MATERIAL FOR THE TASK:
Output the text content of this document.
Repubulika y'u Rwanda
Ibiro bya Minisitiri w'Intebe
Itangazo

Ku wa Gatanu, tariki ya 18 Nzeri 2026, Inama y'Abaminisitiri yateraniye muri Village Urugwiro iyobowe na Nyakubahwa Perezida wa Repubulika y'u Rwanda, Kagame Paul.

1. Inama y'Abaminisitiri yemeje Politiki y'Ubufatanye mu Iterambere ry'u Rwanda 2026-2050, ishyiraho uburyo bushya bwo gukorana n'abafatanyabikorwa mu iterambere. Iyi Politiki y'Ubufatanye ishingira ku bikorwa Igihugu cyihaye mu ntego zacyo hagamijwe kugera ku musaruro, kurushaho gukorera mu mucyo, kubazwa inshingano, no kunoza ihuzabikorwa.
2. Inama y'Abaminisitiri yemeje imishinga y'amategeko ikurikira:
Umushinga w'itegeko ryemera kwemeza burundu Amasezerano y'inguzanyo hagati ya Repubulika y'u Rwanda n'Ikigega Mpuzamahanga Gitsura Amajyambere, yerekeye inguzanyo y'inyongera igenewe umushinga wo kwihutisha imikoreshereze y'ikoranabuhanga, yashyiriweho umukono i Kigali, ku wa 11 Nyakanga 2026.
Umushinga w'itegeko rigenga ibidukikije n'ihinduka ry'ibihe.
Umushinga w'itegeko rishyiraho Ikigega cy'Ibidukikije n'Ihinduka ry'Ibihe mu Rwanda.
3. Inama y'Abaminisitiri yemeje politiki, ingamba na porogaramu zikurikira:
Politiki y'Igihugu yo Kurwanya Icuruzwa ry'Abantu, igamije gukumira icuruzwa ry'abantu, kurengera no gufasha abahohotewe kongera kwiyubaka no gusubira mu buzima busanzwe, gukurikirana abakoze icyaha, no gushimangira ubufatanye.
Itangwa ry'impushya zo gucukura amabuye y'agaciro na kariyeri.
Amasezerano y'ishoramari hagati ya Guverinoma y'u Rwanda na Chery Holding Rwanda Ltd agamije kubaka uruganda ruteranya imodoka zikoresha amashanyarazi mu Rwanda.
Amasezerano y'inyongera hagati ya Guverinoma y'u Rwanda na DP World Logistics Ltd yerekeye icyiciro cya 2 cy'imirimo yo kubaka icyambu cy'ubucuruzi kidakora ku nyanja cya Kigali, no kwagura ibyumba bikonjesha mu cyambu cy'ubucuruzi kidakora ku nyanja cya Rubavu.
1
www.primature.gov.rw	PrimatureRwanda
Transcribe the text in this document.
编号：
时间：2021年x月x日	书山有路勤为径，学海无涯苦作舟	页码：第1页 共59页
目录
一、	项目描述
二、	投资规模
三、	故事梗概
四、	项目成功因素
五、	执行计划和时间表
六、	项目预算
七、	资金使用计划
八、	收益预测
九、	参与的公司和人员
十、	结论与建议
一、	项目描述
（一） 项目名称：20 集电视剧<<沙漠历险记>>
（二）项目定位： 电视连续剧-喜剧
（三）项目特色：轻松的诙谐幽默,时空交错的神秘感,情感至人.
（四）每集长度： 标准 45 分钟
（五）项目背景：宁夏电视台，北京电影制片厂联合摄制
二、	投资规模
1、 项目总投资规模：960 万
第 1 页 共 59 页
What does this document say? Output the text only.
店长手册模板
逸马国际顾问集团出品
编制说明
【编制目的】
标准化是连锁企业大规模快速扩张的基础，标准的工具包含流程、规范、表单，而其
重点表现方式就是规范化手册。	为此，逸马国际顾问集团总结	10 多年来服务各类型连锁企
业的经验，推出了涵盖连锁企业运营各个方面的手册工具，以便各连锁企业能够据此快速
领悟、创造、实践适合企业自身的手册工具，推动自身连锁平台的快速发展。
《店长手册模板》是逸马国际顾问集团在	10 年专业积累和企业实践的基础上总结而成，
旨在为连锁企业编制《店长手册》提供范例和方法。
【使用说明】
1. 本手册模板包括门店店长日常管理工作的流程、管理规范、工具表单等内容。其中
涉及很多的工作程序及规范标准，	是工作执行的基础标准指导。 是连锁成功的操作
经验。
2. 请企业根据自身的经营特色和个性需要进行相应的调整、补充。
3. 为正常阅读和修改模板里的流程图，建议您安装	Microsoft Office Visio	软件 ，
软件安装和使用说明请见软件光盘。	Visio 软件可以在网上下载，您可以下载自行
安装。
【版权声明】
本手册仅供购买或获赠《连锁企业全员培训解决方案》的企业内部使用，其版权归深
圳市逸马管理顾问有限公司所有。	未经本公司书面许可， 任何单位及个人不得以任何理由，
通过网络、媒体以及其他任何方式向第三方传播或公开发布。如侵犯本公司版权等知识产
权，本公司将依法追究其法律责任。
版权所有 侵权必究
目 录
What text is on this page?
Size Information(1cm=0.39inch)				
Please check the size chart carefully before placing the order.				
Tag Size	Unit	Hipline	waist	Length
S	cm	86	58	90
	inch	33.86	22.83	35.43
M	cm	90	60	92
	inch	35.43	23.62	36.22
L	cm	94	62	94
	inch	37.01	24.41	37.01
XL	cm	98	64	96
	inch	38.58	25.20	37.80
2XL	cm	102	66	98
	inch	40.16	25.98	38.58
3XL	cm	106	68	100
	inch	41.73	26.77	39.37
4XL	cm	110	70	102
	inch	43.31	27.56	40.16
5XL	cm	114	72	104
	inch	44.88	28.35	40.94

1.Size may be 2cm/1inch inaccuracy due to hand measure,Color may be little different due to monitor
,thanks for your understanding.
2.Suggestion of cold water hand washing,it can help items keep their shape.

EXERCISE GOAL: Every entry must be output again, exactly as written above.

RESULT:
Output the text content of this document.
Repubulika y'u Rwanda
Ibiro bya Minisitiri w'Intebe
Itangazo

Ku wa Gatanu, tariki ya 18 Nzeri 2026, Inama y'Abaminisitiri yateraniye muri Village Urugwiro iyobowe na Nyakubahwa Perezida wa Repubulika y'u Rwanda, Kagame Paul.

1. Inama y'Abaminisitiri yemeje Politiki y'Ubufatanye mu Iterambere ry'u Rwanda 2026-2050, ishyiraho uburyo bushya bwo gukorana n'abafatanyabikorwa mu iterambere. Iyi Politiki y'Ubufatanye ishingira ku bikorwa Igihugu cyihaye mu ntego zacyo hagamijwe kugera ku musaruro, kurushaho gukorera mu mucyo, kubazwa inshingano, no kunoza ihuzabikorwa.
2. Inama y'Abaminisitiri yemeje imishinga y'amategeko ikurikira:
Umushinga w'itegeko ryemera kwemeza burundu Amasezerano y'inguzanyo hagati ya Repubulika y'u Rwanda n'Ikigega Mpuzamahanga Gitsura Amajyambere, yerekeye inguzanyo y'inyongera igenewe umushinga wo kwihutisha imikoreshereze y'ikoranabuhanga, yashyiriweho umukono i Kigali, ku wa 11 Nyakanga 2026.
Umushinga w'itegeko rigenga ibidukikije n'ihinduka ry'ibihe.
Umushinga w'itegeko rishyiraho Ikigega cy'Ibidukikije n'Ihinduka ry'Ibihe mu Rwanda.
3. Inama y'Abaminisitiri yemeje politiki, ingamba na porogaramu zikurikira:
Politiki y'Igihugu yo Kurwanya Icuruzwa ry'Abantu, igamije gukumira icuruzwa ry'abantu, kurengera no gufasha abahohotewe kongera kwiyubaka no gusubira mu buzima busanzwe, gukurikirana abakoze icyaha, no gushimangira ubufatanye.
Itangwa ry'impushya zo gucukura amabuye y'agaciro na kariyeri.
Amasezerano y'ishoramari hagati ya Guverinoma y'u Rwanda na Chery Holding Rwanda Ltd agamije kubaka uruganda ruteranya imodoka zikoresha amashanyarazi mu Rwanda.
Amasezerano y'inyongera hagati ya Guverinoma y'u Rwanda na DP World Logistics Ltd yerekeye icyiciro cya 2 cy'imirimo yo kubaka icyambu cy'ubucuruzi kidakora ku nyanja cya Kigali, no kwagura ibyumba bikonjesha mu cyambu cy'ubucuruzi kidakora ku nyanja cya Rubavu.
1
www.primature.gov.rw	PrimatureRwanda
Transcribe the text in this document.
编号：
时间：2021年x月x日	书山有路勤为径，学海无涯苦作舟	页码：第1页 共59页
目录
一、	项目描述
二、	投资规模
三、	故事梗概
四、	项目成功因素
五、	执行计划和时间表
六、	项目预算
七、	资金使用计划
八、	收益预测
九、	参与的公司和人员
十、	结论与建议
一、	项目描述
（一） 项目名称：20 集电视剧<<沙漠历险记>>
（二）项目定位： 电视连续剧-喜剧
（三）项目特色：轻松的诙谐幽默,时空交错的神秘感,情感至人.
（四）每集长度： 标准 45 分钟
（五）项目背景：宁夏电视台，北京电影制片厂联合摄制
二、	投资规模
1、 项目总投资规模：960 万
第 1 页 共 59 页
What does this document say? Output the text only.
店长手册模板
逸马国际顾问集团出品
编制说明
【编制目的】
标准化是连锁企业大规模快速扩张的基础，标准的工具包含流程、规范、表单，而其
重点表现方式就是规范化手册。	为此，逸马国际顾问集团总结	10 多年来服务各类型连锁企
业的经验，推出了涵盖连锁企业运营各个方面的手册工具，以便各连锁企业能够据此快速
领悟、创造、实践适合企业自身的手册工具，推动自身连锁平台的快速发展。
《店长手册模板》是逸马国际顾问集团在	10 年专业积累和企业实践的基础上总结而成，
旨在为连锁企业编制《店长手册》提供范例和方法。
【使用说明】
1. 本手册模板包括门店店长日常管理工作的流程、管理规范、工具表单等内容。其中
涉及很多的工作程序及规范标准，	是工作执行的基础标准指导。 是连锁成功的操作
经验。
2. 请企业根据自身的经营特色和个性需要进行相应的调整、补充。
3. 为正常阅读和修改模板里的流程图，建议您安装	Microsoft Office Visio	软件 ，
软件安装和使用说明请见软件光盘。	Visio 软件可以在网上下载，您可以下载自行
安装。
【版权声明】
本手册仅供购买或获赠《连锁企业全员培训解决方案》的企业内部使用，其版权归深
圳市逸马管理顾问有限公司所有。	未经本公司书面许可， 任何单位及个人不得以任何理由，
通过网络、媒体以及其他任何方式向第三方传播或公开发布。如侵犯本公司版权等知识产
权，本公司将依法追究其法律责任。
版权所有 侵权必究
目 录
What text is on this page?
Size Information(1cm=0.39inch)				
Please check the size chart carefully before placing the order.				
Tag Size	Unit	Hipline	waist	Length
S	cm	86	58	90
	inch	33.86	22.83	35.43
M	cm	90	60	92
	inch	35.43	23.62	36.22
L	cm	94	62	94
	inch	37.01	24.41	37.01
XL	cm	98	64	96
	inch	38.58	25.20	37.80
2XL	cm	102	66	98
	inch	40.16	25.98	38.58
3XL	cm	106	68	100
	inch	41.73	26.77	39.37
4XL	cm	110	70	102
	inch	43.31	27.56	40.16
5XL	cm	114	72	104
	inch	44.88	28.35	40.94

1.Size may be 2cm/1inch inaccuracy due to hand measure,Color may be little different due to monitor
,thanks for your understanding.
2.Suggestion of cold water hand washing,it can help items keep their shape.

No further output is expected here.